GIVEN INSTRUCTION: Below are the records. Restate word for word every line from the one that contains "What does this" through the final line, both included.

RECORDS FOR THIS TASK:
------------
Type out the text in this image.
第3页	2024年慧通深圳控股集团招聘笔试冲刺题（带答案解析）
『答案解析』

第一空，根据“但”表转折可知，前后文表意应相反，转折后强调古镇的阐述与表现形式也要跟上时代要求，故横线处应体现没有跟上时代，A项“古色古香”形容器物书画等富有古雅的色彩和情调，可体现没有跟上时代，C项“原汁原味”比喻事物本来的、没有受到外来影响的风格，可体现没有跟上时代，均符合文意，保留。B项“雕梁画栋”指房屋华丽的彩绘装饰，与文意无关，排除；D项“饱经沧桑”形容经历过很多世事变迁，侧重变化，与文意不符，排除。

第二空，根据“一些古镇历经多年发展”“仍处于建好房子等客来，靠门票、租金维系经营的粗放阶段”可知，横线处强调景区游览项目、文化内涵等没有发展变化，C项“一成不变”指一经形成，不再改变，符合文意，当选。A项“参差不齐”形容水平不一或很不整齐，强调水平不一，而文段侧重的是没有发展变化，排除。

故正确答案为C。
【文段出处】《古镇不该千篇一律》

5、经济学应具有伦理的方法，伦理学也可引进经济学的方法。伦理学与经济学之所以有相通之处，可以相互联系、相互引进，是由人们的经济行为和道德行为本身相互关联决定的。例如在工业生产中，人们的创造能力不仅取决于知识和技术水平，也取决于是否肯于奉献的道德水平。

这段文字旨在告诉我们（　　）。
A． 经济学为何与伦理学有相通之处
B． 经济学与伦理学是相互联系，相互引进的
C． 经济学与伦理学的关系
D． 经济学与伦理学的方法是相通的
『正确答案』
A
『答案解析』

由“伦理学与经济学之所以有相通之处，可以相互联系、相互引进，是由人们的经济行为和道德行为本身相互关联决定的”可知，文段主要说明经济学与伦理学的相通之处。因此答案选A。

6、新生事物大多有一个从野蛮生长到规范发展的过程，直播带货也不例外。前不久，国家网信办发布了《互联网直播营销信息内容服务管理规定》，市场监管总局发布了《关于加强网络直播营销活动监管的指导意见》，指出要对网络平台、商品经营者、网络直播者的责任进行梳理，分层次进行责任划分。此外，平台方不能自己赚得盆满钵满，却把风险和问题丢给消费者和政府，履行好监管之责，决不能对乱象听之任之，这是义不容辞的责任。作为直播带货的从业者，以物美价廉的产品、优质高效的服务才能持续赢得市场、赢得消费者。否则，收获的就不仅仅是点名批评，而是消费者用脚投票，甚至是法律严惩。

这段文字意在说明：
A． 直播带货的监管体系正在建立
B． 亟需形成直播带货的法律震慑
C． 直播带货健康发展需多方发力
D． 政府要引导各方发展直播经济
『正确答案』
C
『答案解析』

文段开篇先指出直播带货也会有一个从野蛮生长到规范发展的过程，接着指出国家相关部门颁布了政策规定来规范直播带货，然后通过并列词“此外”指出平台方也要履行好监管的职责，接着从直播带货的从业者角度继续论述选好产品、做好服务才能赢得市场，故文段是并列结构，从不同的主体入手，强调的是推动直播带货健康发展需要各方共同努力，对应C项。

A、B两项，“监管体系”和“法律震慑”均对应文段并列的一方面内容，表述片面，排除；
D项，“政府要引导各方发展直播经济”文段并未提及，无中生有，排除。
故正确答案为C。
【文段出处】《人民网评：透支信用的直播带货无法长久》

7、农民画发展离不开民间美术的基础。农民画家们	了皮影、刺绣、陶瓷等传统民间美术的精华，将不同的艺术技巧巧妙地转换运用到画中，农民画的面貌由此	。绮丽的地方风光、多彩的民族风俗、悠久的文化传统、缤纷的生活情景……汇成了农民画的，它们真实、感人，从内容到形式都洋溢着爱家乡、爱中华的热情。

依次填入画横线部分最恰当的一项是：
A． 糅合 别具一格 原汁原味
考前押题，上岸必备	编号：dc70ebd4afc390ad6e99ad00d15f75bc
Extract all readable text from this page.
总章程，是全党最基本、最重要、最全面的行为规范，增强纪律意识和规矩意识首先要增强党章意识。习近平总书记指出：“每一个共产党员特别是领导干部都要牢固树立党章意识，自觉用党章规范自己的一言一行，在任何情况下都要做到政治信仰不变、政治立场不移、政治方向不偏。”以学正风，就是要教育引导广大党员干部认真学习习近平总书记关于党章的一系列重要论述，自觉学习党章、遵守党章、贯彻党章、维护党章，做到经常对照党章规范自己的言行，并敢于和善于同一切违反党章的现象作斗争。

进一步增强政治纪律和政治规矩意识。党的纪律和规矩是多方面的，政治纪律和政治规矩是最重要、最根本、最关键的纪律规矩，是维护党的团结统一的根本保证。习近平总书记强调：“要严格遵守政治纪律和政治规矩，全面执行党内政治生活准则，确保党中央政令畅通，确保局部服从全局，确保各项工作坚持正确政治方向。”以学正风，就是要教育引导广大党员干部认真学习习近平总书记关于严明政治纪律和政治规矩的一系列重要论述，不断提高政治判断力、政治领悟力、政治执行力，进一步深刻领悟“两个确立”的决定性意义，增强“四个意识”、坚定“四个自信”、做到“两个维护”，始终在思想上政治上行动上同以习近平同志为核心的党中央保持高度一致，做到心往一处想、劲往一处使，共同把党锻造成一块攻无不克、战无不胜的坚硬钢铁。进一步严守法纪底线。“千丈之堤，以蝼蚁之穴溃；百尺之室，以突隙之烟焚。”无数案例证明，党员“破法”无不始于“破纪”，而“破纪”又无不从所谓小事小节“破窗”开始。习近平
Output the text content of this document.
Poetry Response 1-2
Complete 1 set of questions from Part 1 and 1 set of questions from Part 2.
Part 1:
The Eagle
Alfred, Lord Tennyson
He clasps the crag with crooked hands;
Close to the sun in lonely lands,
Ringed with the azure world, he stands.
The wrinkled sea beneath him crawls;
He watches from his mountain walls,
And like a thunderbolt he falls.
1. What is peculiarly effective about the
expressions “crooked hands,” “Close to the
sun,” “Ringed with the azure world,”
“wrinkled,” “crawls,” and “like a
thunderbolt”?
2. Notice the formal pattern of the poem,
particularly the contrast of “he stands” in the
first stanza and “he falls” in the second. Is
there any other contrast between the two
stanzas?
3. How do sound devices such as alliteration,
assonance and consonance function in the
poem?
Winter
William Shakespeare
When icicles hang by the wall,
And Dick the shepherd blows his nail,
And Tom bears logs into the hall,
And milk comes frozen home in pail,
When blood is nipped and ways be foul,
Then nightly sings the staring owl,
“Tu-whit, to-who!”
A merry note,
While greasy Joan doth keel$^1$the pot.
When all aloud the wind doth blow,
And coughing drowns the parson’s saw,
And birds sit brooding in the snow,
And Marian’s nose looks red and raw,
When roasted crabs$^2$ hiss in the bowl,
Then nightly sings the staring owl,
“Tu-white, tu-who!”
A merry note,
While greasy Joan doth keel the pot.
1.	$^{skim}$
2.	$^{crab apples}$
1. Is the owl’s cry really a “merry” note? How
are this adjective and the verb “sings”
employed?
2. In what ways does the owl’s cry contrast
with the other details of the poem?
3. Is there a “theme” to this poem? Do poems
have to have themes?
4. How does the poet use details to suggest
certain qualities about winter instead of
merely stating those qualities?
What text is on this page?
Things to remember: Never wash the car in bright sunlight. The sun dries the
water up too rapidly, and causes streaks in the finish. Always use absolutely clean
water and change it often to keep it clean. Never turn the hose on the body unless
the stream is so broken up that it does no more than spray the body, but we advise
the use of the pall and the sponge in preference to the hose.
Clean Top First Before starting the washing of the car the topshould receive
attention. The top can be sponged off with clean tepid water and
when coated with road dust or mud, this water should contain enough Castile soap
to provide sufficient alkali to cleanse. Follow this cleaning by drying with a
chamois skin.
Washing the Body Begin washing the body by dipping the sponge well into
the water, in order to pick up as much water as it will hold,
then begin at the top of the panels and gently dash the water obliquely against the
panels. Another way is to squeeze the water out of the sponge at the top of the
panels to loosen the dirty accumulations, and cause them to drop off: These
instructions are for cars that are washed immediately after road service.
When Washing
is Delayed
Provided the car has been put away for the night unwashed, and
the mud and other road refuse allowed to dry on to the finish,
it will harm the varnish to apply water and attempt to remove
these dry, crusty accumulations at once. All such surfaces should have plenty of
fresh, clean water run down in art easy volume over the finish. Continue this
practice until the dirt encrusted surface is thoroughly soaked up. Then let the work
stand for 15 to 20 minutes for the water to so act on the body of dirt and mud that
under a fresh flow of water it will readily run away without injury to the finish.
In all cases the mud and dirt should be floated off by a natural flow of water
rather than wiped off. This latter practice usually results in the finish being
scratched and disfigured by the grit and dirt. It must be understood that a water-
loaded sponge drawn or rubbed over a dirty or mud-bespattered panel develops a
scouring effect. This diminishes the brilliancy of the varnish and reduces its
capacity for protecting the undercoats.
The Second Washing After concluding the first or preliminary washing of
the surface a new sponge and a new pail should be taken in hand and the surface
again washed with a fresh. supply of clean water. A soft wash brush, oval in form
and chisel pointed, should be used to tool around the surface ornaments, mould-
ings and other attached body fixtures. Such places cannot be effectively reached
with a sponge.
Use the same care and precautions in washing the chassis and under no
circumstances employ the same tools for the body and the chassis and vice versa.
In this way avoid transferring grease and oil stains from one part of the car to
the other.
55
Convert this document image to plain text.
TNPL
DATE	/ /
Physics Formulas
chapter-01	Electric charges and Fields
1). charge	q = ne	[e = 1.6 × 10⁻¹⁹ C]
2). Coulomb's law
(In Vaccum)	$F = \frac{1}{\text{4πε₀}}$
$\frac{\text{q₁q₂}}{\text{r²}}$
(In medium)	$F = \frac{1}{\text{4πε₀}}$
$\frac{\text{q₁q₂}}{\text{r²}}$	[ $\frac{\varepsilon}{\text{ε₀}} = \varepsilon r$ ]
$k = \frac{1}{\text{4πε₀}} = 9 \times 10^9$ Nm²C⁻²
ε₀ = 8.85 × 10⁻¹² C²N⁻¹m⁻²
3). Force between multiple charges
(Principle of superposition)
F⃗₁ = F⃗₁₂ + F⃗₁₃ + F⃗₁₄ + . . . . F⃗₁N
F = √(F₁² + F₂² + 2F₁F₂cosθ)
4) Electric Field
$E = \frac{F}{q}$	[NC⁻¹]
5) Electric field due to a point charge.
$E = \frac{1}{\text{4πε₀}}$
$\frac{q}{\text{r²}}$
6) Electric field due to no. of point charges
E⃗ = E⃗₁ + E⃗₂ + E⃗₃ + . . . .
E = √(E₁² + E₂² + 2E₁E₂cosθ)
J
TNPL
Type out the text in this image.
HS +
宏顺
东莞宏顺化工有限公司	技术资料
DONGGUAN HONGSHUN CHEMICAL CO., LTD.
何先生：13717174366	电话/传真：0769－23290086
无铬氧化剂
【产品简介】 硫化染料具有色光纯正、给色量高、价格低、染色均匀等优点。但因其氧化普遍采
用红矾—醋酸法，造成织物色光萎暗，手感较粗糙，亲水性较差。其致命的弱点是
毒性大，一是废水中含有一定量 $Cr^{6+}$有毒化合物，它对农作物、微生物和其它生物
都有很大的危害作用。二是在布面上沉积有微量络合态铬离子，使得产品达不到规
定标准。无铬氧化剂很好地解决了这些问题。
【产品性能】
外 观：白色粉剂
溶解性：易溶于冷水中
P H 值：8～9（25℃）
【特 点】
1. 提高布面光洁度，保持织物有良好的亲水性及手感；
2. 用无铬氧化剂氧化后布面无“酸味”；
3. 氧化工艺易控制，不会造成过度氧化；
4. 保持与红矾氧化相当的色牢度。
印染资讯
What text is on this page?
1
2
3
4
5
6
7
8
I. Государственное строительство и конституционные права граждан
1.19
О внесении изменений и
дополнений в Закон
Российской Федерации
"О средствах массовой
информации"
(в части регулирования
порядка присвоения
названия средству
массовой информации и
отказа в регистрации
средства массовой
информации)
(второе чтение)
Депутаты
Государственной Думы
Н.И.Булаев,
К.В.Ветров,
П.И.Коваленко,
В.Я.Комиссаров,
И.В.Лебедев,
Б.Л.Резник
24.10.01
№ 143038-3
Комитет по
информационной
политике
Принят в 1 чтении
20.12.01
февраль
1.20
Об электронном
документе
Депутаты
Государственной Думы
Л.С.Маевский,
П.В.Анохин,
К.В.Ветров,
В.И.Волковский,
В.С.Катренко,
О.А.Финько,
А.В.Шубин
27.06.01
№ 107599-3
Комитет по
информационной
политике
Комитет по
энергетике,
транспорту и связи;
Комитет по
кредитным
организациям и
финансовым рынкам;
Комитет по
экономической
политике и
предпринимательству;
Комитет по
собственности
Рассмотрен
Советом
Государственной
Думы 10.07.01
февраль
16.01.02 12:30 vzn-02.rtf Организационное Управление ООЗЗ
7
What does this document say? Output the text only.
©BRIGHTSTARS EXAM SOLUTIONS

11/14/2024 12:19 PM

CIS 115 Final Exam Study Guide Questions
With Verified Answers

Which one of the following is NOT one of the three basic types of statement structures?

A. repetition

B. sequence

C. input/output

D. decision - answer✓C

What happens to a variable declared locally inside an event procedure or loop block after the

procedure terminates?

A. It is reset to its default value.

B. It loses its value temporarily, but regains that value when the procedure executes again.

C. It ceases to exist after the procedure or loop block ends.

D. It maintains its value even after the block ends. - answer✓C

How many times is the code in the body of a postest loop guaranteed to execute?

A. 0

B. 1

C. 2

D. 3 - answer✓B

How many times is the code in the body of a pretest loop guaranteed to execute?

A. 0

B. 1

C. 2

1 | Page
------------
CORRECT RESPONSE:
What does this document say? Output the text only.
©BRIGHTSTARS EXAM SOLUTIONS

11/14/2024 12:19 PM

CIS 115 Final Exam Study Guide Questions
With Verified Answers

Which one of the following is NOT one of the three basic types of statement structures?

A. repetition

B. sequence

C. input/output

D. decision - answer✓C

What happens to a variable declared locally inside an event procedure or loop block after the

procedure terminates?

A. It is reset to its default value.

B. It loses its value temporarily, but regains that value when the procedure executes again.

C. It ceases to exist after the procedure or loop block ends.

D. It maintains its value even after the block ends. - answer✓C

How many times is the code in the body of a postest loop guaranteed to execute?

A. 0

B. 1

C. 2

D. 3 - answer✓B

How many times is the code in the body of a pretest loop guaranteed to execute?

A. 0

B. 1

C. 2

1 | Page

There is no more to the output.